◆ **GOAL**
Select all lines with the string "noting" in them, and copy those lines.

— BEGIN —

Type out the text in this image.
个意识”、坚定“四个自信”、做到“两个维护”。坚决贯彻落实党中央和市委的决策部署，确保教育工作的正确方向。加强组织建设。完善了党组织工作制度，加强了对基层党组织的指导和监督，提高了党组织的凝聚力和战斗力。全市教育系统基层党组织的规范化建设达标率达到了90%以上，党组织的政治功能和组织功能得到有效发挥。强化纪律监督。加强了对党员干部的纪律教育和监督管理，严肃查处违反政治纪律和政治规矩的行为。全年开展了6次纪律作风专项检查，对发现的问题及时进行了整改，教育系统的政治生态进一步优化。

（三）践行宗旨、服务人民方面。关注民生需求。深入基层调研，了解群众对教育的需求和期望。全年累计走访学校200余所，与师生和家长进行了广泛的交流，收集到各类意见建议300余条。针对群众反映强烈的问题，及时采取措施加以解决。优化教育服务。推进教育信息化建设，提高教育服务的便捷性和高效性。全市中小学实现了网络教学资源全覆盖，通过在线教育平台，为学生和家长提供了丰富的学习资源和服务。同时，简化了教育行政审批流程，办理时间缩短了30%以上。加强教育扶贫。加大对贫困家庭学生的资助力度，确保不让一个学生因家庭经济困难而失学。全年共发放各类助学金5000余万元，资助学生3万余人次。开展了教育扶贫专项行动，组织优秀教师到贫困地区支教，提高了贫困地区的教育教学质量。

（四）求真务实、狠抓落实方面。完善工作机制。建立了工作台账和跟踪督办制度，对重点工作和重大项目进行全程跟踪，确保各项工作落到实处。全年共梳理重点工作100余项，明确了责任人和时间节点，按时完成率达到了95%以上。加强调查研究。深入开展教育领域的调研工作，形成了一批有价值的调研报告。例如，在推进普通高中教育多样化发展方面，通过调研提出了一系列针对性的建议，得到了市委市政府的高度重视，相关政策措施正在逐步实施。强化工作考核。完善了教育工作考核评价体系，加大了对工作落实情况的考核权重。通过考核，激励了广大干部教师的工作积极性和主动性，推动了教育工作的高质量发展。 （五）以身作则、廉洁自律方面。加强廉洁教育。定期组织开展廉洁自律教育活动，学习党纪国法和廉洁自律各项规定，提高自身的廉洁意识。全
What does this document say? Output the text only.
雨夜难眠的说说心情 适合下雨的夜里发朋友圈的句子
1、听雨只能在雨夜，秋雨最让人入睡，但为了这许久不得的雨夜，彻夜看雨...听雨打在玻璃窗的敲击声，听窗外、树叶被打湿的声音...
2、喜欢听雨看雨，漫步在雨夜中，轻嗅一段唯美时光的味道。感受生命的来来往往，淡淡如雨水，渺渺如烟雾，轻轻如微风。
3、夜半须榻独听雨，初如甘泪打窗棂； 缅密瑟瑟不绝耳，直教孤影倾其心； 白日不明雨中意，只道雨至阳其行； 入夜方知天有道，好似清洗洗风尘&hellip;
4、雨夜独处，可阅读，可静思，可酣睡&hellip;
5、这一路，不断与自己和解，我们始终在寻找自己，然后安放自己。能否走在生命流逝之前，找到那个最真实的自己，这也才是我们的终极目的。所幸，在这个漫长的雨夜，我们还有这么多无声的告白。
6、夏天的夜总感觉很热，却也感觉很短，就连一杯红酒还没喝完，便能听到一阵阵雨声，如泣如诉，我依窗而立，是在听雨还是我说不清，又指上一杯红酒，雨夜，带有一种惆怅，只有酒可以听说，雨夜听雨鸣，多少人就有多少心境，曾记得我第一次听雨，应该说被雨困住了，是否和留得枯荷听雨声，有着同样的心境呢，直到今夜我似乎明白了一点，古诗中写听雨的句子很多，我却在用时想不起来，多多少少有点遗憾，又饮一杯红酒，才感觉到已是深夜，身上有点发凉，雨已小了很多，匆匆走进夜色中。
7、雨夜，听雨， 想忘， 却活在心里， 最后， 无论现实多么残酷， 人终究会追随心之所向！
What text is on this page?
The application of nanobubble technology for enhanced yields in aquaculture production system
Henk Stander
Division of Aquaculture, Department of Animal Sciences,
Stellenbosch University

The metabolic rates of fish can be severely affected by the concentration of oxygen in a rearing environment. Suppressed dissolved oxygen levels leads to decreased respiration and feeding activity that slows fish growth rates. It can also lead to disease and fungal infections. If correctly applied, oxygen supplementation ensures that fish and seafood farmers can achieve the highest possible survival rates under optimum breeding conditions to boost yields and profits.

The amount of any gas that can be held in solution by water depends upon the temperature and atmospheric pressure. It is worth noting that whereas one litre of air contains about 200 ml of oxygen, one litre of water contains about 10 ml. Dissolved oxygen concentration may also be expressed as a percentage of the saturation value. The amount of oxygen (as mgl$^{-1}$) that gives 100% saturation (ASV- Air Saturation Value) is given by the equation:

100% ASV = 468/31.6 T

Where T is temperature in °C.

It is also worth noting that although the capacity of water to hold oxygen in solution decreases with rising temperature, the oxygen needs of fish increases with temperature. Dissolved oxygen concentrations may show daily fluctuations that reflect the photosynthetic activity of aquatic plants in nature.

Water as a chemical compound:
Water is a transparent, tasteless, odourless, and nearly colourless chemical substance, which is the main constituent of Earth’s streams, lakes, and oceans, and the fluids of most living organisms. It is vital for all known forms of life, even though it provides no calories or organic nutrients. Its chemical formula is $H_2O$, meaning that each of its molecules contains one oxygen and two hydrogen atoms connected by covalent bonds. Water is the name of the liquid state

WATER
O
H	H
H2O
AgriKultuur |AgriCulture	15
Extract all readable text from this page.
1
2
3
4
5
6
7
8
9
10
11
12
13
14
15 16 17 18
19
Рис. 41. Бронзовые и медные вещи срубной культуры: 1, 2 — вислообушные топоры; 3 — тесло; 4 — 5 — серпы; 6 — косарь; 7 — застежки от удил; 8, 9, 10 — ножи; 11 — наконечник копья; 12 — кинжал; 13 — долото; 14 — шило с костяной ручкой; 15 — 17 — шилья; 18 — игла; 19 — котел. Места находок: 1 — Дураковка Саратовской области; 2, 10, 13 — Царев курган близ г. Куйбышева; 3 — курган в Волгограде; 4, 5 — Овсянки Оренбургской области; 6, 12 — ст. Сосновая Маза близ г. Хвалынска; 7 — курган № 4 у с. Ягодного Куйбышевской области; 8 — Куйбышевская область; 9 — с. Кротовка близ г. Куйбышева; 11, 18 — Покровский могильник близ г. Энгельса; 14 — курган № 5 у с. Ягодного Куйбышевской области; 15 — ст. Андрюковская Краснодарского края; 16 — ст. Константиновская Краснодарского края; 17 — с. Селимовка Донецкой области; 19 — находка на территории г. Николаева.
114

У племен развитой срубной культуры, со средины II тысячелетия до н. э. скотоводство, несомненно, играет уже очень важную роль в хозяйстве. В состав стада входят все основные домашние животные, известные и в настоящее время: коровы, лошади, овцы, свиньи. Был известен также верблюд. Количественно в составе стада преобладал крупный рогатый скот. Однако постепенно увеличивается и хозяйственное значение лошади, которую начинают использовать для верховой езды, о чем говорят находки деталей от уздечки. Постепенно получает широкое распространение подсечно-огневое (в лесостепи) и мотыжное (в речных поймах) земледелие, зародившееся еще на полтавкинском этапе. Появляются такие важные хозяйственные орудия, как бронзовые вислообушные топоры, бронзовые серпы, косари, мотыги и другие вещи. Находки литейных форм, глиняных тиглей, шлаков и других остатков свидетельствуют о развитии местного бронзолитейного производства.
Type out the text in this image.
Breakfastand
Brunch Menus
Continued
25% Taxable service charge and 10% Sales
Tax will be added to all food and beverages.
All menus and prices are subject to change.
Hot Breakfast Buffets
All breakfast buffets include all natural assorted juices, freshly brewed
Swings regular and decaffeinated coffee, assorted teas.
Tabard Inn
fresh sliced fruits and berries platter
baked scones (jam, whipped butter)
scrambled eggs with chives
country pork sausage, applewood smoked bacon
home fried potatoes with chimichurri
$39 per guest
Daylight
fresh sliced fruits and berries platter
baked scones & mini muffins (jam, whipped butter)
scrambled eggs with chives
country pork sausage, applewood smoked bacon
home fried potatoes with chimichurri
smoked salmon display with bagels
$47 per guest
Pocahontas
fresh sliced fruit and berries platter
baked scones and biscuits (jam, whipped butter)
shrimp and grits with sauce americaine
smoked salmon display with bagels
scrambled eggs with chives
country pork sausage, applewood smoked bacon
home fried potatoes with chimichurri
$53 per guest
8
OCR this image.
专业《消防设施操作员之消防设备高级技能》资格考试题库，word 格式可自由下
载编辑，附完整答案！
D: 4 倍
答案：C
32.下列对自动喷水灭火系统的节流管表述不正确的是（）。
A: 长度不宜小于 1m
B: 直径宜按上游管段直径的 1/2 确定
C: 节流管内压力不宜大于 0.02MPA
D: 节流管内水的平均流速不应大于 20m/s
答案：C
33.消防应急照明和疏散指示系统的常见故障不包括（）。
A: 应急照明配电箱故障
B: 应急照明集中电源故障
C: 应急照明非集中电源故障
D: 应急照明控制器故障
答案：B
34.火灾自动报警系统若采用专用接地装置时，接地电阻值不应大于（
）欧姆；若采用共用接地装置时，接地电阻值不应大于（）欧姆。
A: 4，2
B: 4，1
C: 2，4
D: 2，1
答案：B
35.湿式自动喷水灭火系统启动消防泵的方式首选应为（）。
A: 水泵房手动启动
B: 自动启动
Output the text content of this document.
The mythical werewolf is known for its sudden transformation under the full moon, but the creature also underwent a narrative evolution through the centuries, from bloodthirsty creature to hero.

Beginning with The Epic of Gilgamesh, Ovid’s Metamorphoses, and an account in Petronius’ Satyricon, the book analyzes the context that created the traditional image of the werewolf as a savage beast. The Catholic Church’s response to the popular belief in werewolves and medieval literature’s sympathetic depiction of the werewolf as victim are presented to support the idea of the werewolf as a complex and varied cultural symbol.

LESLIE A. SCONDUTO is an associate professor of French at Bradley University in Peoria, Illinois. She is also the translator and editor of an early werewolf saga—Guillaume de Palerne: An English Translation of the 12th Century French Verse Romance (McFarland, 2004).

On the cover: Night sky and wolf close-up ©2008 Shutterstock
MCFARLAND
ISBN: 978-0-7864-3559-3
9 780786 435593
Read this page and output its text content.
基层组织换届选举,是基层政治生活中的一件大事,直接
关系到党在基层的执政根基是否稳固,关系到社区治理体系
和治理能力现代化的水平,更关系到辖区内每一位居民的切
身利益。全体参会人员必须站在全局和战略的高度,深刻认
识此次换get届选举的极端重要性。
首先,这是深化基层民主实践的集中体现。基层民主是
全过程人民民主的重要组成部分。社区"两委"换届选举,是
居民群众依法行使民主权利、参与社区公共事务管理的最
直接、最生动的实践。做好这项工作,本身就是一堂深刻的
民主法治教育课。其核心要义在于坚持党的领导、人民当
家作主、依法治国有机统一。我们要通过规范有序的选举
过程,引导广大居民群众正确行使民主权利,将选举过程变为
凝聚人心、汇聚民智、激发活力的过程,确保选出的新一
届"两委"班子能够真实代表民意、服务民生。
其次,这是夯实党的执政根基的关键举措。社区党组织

— END —

◆ **SOLUTION TO THE PROBLEM**
The amount of any gas that can be held in solution by water depends upon the temperature and atmospheric pressure. It is worth noting that whereas one litre of air contains about 200 ml of oxygen, one litre of water contains about 10 ml. Dissolved oxygen concentration may also be expressed as a percentage of the saturation value. The amount of oxygen (as mgl$^{-1}$) that gives 100% saturation (ASV- Air Saturation Value) is given by the equation:
It is also worth noting that although the capacity of water to hold oxygen in solution decreases with rising temperature, the oxygen needs of fish increases with temperature. Dissolved oxygen concentrations may show daily fluctuations that reflect the photosynthetic activity of aquatic plants in nature.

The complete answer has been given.